* OBJECTIVE
Track down the lines that contain "Hans" and copy them.

┌──

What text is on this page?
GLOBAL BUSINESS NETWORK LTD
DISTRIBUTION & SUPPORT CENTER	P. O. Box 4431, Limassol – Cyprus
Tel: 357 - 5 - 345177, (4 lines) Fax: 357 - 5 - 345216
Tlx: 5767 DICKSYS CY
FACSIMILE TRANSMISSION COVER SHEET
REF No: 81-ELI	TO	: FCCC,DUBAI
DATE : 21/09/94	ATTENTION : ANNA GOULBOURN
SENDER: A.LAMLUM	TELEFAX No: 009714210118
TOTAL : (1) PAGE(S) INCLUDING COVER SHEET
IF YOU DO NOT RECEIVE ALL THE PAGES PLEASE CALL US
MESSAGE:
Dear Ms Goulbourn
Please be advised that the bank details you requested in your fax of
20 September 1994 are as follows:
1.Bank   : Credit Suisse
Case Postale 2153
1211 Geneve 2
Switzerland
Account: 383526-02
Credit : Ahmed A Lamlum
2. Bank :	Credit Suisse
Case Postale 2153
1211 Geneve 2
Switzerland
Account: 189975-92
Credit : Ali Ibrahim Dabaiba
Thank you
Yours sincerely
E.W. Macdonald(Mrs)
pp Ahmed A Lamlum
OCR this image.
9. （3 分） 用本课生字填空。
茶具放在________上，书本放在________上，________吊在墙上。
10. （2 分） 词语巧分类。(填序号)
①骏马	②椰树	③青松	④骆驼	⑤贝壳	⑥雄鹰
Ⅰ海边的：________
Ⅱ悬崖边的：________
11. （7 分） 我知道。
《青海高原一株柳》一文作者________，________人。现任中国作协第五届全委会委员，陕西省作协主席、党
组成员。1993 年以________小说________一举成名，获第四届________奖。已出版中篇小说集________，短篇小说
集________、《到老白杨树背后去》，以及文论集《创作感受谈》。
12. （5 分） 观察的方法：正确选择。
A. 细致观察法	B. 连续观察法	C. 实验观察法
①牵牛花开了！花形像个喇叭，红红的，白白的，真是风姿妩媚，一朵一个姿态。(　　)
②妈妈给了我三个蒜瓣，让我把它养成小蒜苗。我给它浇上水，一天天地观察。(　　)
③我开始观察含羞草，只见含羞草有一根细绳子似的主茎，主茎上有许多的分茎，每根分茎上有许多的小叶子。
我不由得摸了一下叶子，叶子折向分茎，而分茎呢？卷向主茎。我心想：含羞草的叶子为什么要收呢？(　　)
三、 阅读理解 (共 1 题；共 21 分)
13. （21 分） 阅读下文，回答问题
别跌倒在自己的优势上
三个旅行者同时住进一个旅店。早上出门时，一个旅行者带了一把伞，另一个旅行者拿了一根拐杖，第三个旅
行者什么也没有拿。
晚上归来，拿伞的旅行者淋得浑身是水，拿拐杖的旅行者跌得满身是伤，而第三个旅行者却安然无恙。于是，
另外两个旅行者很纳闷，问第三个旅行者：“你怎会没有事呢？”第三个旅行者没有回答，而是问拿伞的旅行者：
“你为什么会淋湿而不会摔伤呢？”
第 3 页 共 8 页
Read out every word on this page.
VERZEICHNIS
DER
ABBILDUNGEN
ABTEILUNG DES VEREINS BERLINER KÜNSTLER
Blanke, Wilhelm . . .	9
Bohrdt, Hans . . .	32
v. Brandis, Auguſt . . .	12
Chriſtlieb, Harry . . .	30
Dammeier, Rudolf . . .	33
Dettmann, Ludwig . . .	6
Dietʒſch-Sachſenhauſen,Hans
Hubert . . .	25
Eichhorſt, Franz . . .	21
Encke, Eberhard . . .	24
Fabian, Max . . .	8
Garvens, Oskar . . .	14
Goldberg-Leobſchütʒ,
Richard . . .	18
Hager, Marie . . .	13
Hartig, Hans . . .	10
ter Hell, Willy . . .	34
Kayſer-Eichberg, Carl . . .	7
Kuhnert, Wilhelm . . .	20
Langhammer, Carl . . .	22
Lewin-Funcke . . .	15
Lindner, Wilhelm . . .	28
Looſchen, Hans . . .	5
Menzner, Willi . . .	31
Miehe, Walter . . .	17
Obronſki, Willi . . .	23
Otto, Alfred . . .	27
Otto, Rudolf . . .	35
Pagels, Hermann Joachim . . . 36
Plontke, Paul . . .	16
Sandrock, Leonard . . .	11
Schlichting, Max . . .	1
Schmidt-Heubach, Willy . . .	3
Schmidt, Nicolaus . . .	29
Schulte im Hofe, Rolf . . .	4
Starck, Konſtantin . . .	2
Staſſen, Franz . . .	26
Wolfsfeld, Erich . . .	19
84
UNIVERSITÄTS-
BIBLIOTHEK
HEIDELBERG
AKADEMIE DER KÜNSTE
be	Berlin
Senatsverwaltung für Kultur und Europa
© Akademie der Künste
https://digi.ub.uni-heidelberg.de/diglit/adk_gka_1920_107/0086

└──

* FINISHED ANSWER
Bohrdt, Hans . . .	32
Dietʒſch-Sachſenhauſen,Hans
Hartig, Hans . . .	10
Looſchen, Hans . . .	5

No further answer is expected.